(Entries from a visual dataset)
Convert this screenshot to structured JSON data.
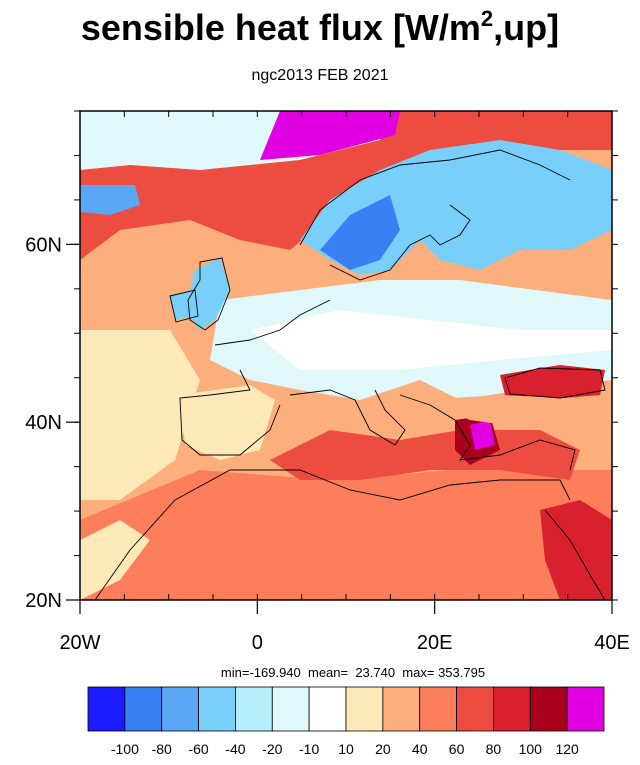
{
  "title": {
    "main": "sensible heat flux [W/m",
    "sup": "2",
    "tail": ",up]"
  },
  "subtitle": "ngc2013 FEB 2021",
  "map": {
    "lon_range": [
      -20,
      40
    ],
    "lat_range": [
      20,
      75
    ],
    "x_ticks": [
      {
        "lon": -20,
        "label": "20W"
      },
      {
        "lon": 0,
        "label": "0"
      },
      {
        "lon": 20,
        "label": "20E"
      },
      {
        "lon": 40,
        "label": "40E"
      }
    ],
    "y_ticks": [
      {
        "lat": 20,
        "label": "20N"
      },
      {
        "lat": 40,
        "label": "40N"
      },
      {
        "lat": 60,
        "label": "60N"
      }
    ]
  },
  "stats": {
    "text": "min=-169.940  mean=  23.740  max= 353.795"
  },
  "colorbar": {
    "colors": [
      "#1c1cff",
      "#3a80f5",
      "#5aa8f5",
      "#78d0fa",
      "#b3eefa",
      "#e0f8fa",
      "#ffffff",
      "#fde8b7",
      "#fcae7c",
      "#fc7e5a",
      "#ed4c40",
      "#d8202e",
      "#a8001c",
      "#e100e1"
    ],
    "labels": [
      "-100",
      "-80",
      "-60",
      "-40",
      "-20",
      "-10",
      "10",
      "20",
      "40",
      "60",
      "80",
      "100",
      "120"
    ]
  }
}
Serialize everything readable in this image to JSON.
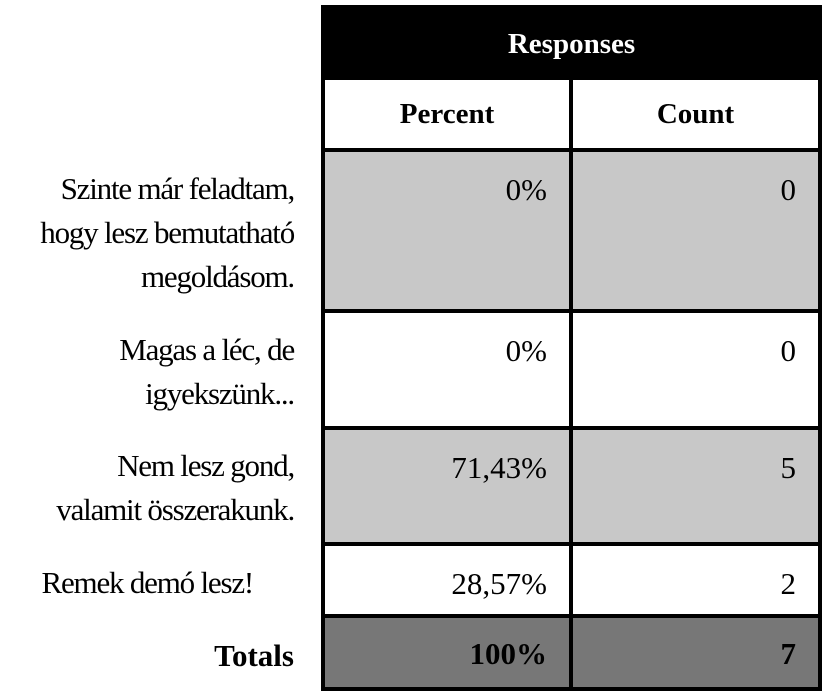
{
  "chart_data": {
    "type": "table",
    "header": "Responses",
    "columns": [
      "Percent",
      "Count"
    ],
    "rows": [
      {
        "label": [
          "Szinte már feladtam,",
          "hogy lesz bemutatható",
          "megoldásom."
        ],
        "percent": "0%",
        "count": "0"
      },
      {
        "label": [
          "Magas a léc, de",
          "igyekszünk..."
        ],
        "percent": "0%",
        "count": "0"
      },
      {
        "label": [
          "Nem lesz gond,",
          "valamit összerakunk."
        ],
        "percent": "71,43%",
        "count": "5"
      },
      {
        "label": [
          "Remek demó lesz!"
        ],
        "percent": "28,57%",
        "count": "2"
      }
    ],
    "totals": {
      "label": "Totals",
      "percent": "100%",
      "count": "7"
    }
  },
  "colors": {
    "header_bg": "#000000",
    "row_shaded": "#c8c8c8",
    "totals_bg": "#777777"
  }
}
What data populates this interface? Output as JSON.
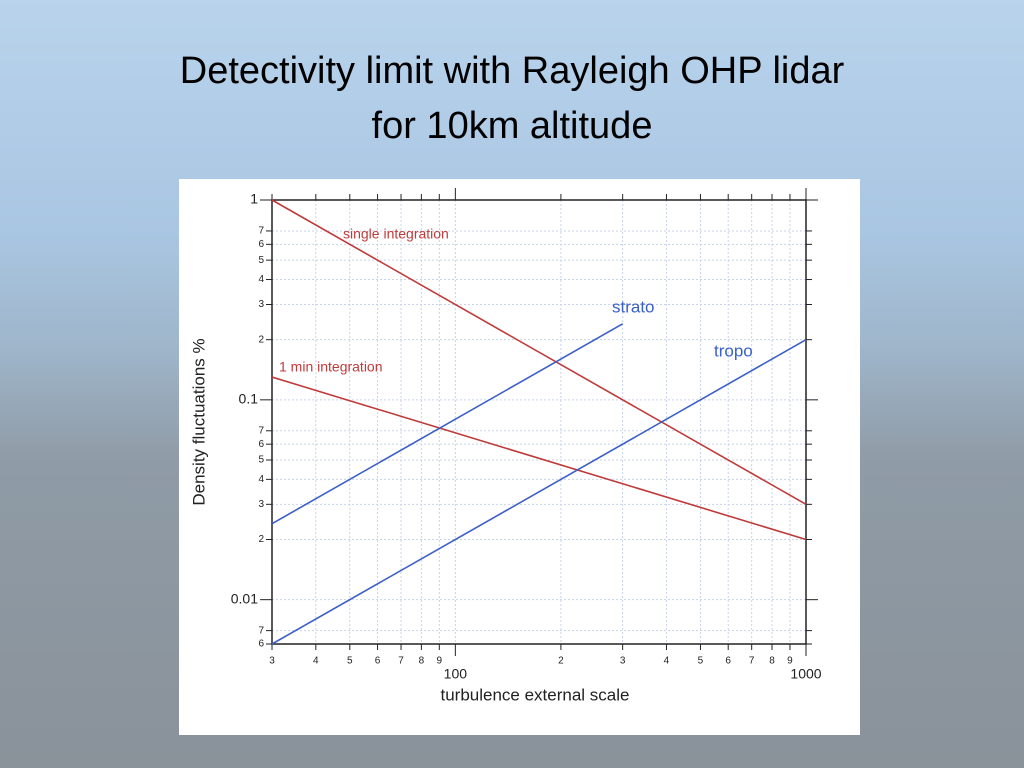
{
  "slide": {
    "title": [
      "Detectivity limit with Rayleigh OHP lidar",
      "for 10km altitude"
    ]
  },
  "chart_data": {
    "type": "line",
    "xlabel": "turbulence external scale",
    "ylabel": "Density fluctuations %",
    "xscale": "log",
    "yscale": "log",
    "grid": true,
    "xlim": [
      30,
      1000
    ],
    "ylim": [
      0.006,
      1
    ],
    "xticks": [
      {
        "value": 30,
        "label": "3"
      },
      {
        "value": 40,
        "label": "4"
      },
      {
        "value": 50,
        "label": "5"
      },
      {
        "value": 60,
        "label": "6"
      },
      {
        "value": 70,
        "label": "7"
      },
      {
        "value": 80,
        "label": "8"
      },
      {
        "value": 90,
        "label": "9"
      },
      100,
      {
        "value": 200,
        "label": "2"
      },
      {
        "value": 300,
        "label": "3"
      },
      {
        "value": 400,
        "label": "4"
      },
      {
        "value": 500,
        "label": "5"
      },
      {
        "value": 600,
        "label": "6"
      },
      {
        "value": 700,
        "label": "7"
      },
      {
        "value": 800,
        "label": "8"
      },
      {
        "value": 900,
        "label": "9"
      },
      1000
    ],
    "yticks": [
      1,
      {
        "value": 0.7,
        "label": "7"
      },
      {
        "value": 0.6,
        "label": "6"
      },
      {
        "value": 0.5,
        "label": "5"
      },
      {
        "value": 0.4,
        "label": "4"
      },
      {
        "value": 0.3,
        "label": "3"
      },
      {
        "value": 0.2,
        "label": "2"
      },
      0.1,
      {
        "value": 0.07,
        "label": "7"
      },
      {
        "value": 0.06,
        "label": "6"
      },
      {
        "value": 0.05,
        "label": "5"
      },
      {
        "value": 0.04,
        "label": "4"
      },
      {
        "value": 0.03,
        "label": "3"
      },
      {
        "value": 0.02,
        "label": "2"
      },
      0.01,
      {
        "value": 0.007,
        "label": "7"
      },
      {
        "value": 0.006,
        "label": "6"
      }
    ],
    "series": [
      {
        "name": "single integration",
        "color": "#c03a3a",
        "x": [
          30,
          1000
        ],
        "values": [
          1,
          0.03
        ]
      },
      {
        "name": "1 min integration",
        "color": "#c03a3a",
        "x": [
          30,
          1000
        ],
        "values": [
          0.13,
          0.02
        ]
      },
      {
        "name": "strato",
        "color": "#3a5fc8",
        "x": [
          30,
          300
        ],
        "values": [
          0.024,
          0.24
        ]
      },
      {
        "name": "tropo",
        "color": "#3a5fc8",
        "x": [
          30,
          1000
        ],
        "values": [
          0.006,
          0.2
        ]
      }
    ]
  }
}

EXERCISE DESCRIPTION: Say the number of lines in the records above that include the string "lesz", and no more.

EXPECTED OUTPUT: 3